__Task statement__: Copy every one of the entries below line for line, changing nothing.

***** Given information *****

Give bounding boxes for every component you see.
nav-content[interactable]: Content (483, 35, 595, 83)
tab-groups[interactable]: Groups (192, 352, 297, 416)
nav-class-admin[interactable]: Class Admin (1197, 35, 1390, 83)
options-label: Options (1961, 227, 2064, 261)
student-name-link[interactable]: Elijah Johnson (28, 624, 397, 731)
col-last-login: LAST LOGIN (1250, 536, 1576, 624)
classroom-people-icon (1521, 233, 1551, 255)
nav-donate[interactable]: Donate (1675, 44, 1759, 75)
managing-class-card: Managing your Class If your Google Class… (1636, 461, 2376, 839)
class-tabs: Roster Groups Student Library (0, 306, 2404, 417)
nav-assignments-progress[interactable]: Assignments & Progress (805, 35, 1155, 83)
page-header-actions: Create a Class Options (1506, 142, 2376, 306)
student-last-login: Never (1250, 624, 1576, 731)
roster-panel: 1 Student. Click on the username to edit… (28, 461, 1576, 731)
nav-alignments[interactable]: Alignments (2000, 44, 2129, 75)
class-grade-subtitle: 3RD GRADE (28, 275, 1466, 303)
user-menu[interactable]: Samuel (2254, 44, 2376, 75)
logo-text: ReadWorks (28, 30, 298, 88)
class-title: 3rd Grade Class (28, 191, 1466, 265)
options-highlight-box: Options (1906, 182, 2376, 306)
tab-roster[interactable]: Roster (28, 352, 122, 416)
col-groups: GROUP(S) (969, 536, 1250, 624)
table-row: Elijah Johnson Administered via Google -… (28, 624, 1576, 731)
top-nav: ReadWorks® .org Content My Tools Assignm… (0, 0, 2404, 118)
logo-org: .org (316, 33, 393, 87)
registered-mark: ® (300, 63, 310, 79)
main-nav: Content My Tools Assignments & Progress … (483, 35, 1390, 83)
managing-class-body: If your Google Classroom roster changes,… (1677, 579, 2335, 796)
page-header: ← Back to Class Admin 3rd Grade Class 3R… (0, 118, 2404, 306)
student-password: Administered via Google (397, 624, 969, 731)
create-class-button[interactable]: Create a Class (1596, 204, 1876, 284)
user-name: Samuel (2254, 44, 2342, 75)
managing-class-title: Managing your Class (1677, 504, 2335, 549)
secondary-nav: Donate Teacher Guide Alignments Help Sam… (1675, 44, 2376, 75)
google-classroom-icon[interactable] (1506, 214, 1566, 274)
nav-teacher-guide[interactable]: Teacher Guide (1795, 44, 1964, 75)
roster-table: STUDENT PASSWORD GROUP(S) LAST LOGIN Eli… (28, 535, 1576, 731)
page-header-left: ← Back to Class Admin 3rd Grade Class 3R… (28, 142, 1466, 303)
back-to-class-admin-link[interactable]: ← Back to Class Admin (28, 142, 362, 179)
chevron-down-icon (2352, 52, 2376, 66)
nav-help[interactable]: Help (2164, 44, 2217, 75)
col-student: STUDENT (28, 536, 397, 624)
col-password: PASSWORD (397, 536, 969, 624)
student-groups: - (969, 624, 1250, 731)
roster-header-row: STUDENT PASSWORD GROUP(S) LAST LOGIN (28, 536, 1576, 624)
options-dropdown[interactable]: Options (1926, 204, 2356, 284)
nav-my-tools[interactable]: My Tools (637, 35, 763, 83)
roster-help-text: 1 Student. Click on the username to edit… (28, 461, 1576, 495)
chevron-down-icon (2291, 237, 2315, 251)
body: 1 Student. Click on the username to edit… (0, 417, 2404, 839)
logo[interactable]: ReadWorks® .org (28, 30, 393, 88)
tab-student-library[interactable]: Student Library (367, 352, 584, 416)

*****

__Answer to the task__:
Give bounding boxes for every component you see.
nav-content[interactable]: Content (483, 35, 595, 83)
tab-groups[interactable]: Groups (192, 352, 297, 416)
nav-class-admin[interactable]: Class Admin (1197, 35, 1390, 83)
options-label: Options (1961, 227, 2064, 261)
student-name-link[interactable]: Elijah Johnson (28, 624, 397, 731)
col-last-login: LAST LOGIN (1250, 536, 1576, 624)
classroom-people-icon (1521, 233, 1551, 255)
nav-donate[interactable]: Donate (1675, 44, 1759, 75)
managing-class-card: Managing your Class If your Google Class… (1636, 461, 2376, 839)
class-tabs: Roster Groups Student Library (0, 306, 2404, 417)
nav-assignments-progress[interactable]: Assignments & Progress (805, 35, 1155, 83)
page-header-actions: Create a Class Options (1506, 142, 2376, 306)
student-last-login: Never (1250, 624, 1576, 731)
roster-panel: 1 Student. Click on the username to edit… (28, 461, 1576, 731)
nav-alignments[interactable]: Alignments (2000, 44, 2129, 75)
class-grade-subtitle: 3RD GRADE (28, 275, 1466, 303)
user-menu[interactable]: Samuel (2254, 44, 2376, 75)
logo-text: ReadWorks (28, 30, 298, 88)
class-title: 3rd Grade Class (28, 191, 1466, 265)
options-highlight-box: Options (1906, 182, 2376, 306)
tab-roster[interactable]: Roster (28, 352, 122, 416)
col-groups: GROUP(S) (969, 536, 1250, 624)
table-row: Elijah Johnson Administered via Google -… (28, 624, 1576, 731)
top-nav: ReadWorks® .org Content My Tools Assignm… (0, 0, 2404, 118)
logo-org: .org (316, 33, 393, 87)
registered-mark: ® (300, 63, 310, 79)
main-nav: Content My Tools Assignments & Progress … (483, 35, 1390, 83)
managing-class-body: If your Google Classroom roster changes,… (1677, 579, 2335, 796)
page-header: ← Back to Class Admin 3rd Grade Class 3R… (0, 118, 2404, 306)
student-password: Administered via Google (397, 624, 969, 731)
create-class-button[interactable]: Create a Class (1596, 204, 1876, 284)
user-name: Samuel (2254, 44, 2342, 75)
managing-class-title: Managing your Class (1677, 504, 2335, 549)
secondary-nav: Donate Teacher Guide Alignments Help Sam… (1675, 44, 2376, 75)
google-classroom-icon[interactable] (1506, 214, 1566, 274)
nav-teacher-guide[interactable]: Teacher Guide (1795, 44, 1964, 75)
roster-table: STUDENT PASSWORD GROUP(S) LAST LOGIN Eli… (28, 535, 1576, 731)
page-header-left: ← Back to Class Admin 3rd Grade Class 3R… (28, 142, 1466, 303)
back-to-class-admin-link[interactable]: ← Back to Class Admin (28, 142, 362, 179)
chevron-down-icon (2352, 52, 2376, 66)
nav-help[interactable]: Help (2164, 44, 2217, 75)
col-student: STUDENT (28, 536, 397, 624)
col-password: PASSWORD (397, 536, 969, 624)
student-groups: - (969, 624, 1250, 731)
roster-header-row: STUDENT PASSWORD GROUP(S) LAST LOGIN (28, 536, 1576, 624)
options-dropdown[interactable]: Options (1926, 204, 2356, 284)
nav-my-tools[interactable]: My Tools (637, 35, 763, 83)
roster-help-text: 1 Student. Click on the username to edit… (28, 461, 1576, 495)
chevron-down-icon (2291, 237, 2315, 251)
body: 1 Student. Click on the username to edit… (0, 417, 2404, 839)
logo[interactable]: ReadWorks® .org (28, 30, 393, 88)
tab-student-library[interactable]: Student Library (367, 352, 584, 416)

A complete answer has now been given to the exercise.